EXCERPTED DATA:
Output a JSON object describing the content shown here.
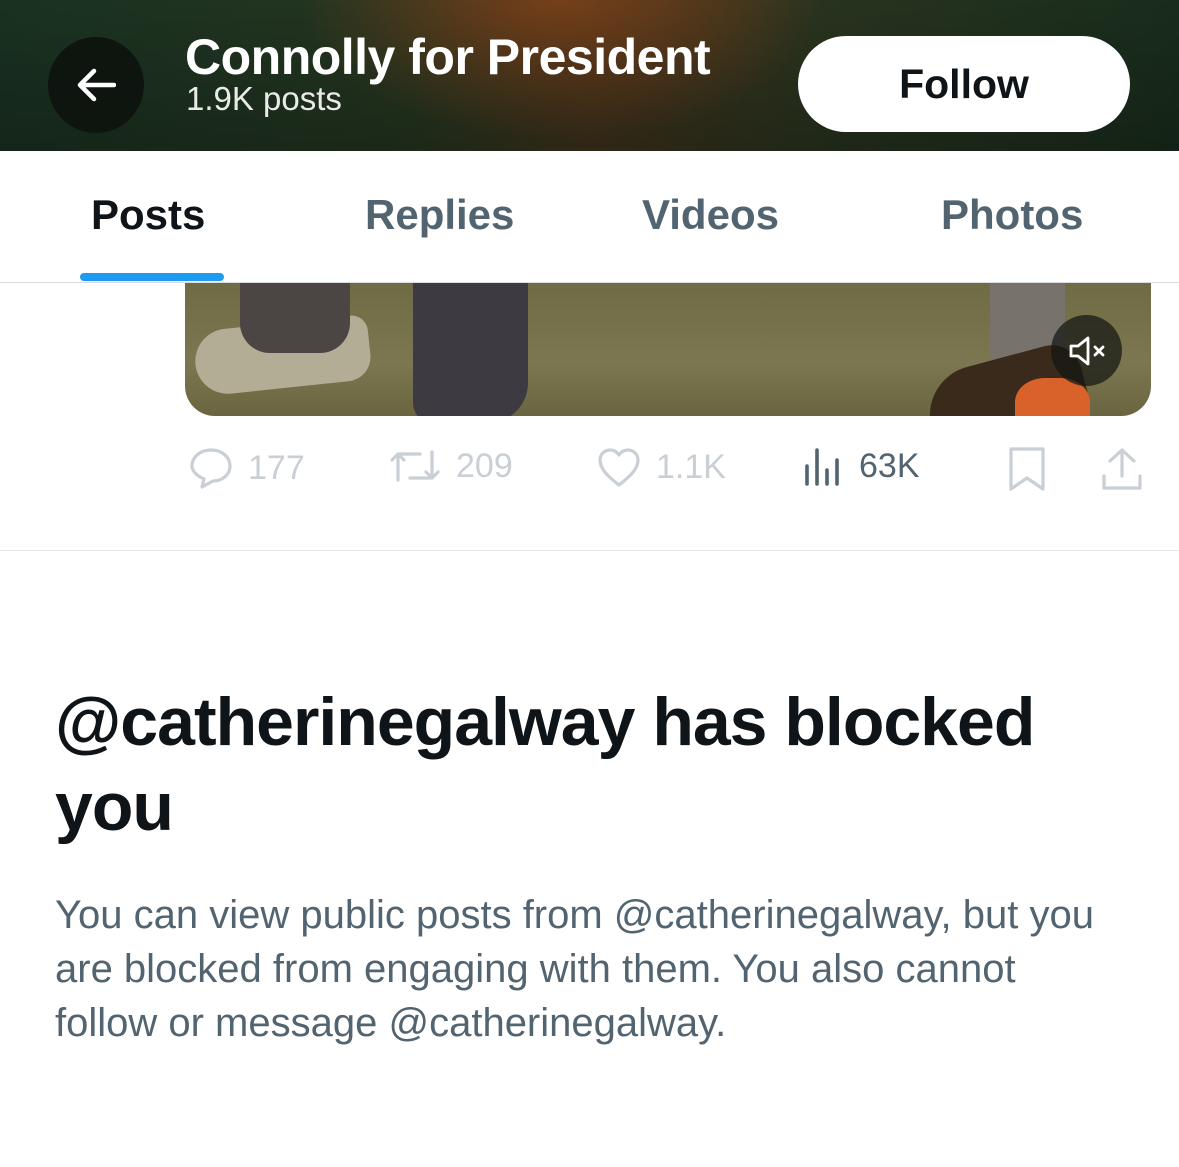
{
  "header": {
    "title": "Connolly for President",
    "post_count": "1.9K posts",
    "follow_label": "Follow",
    "back_icon": "arrow-left-icon"
  },
  "tabs": [
    {
      "label": "Posts",
      "active": true
    },
    {
      "label": "Replies",
      "active": false
    },
    {
      "label": "Videos",
      "active": false
    },
    {
      "label": "Photos",
      "active": false
    }
  ],
  "post": {
    "media_icon": "volume-muted-icon",
    "actions": {
      "replies": "177",
      "reposts": "209",
      "likes": "1.1K",
      "views": "63K"
    }
  },
  "blocked": {
    "title": "@catherinegalway has blocked you",
    "description": "You can view public posts from @catherinegalway, but you are blocked from engaging with them. You also cannot follow or message @catherinegalway."
  },
  "colors": {
    "accent": "#1d9bf0",
    "text_primary": "#0f1419",
    "text_secondary": "#536471"
  }
}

STATED PROBLEM: Except for the pictures, give all the material above again verbatim.

IN RESPONSE:
Output a JSON object describing the content shown here.
{
  "header": {
    "title": "Connolly for President",
    "post_count": "1.9K posts",
    "follow_label": "Follow",
    "back_icon": "arrow-left-icon"
  },
  "tabs": [
    {
      "label": "Posts",
      "active": true
    },
    {
      "label": "Replies",
      "active": false
    },
    {
      "label": "Videos",
      "active": false
    },
    {
      "label": "Photos",
      "active": false
    }
  ],
  "post": {
    "media_icon": "volume-muted-icon",
    "actions": {
      "replies": "177",
      "reposts": "209",
      "likes": "1.1K",
      "views": "63K"
    }
  },
  "blocked": {
    "title": "@catherinegalway has blocked you",
    "description": "You can view public posts from @catherinegalway, but you are blocked from engaging with them. You also cannot follow or message @catherinegalway."
  },
  "colors": {
    "accent": "#1d9bf0",
    "text_primary": "#0f1419",
    "text_secondary": "#536471"
  }
}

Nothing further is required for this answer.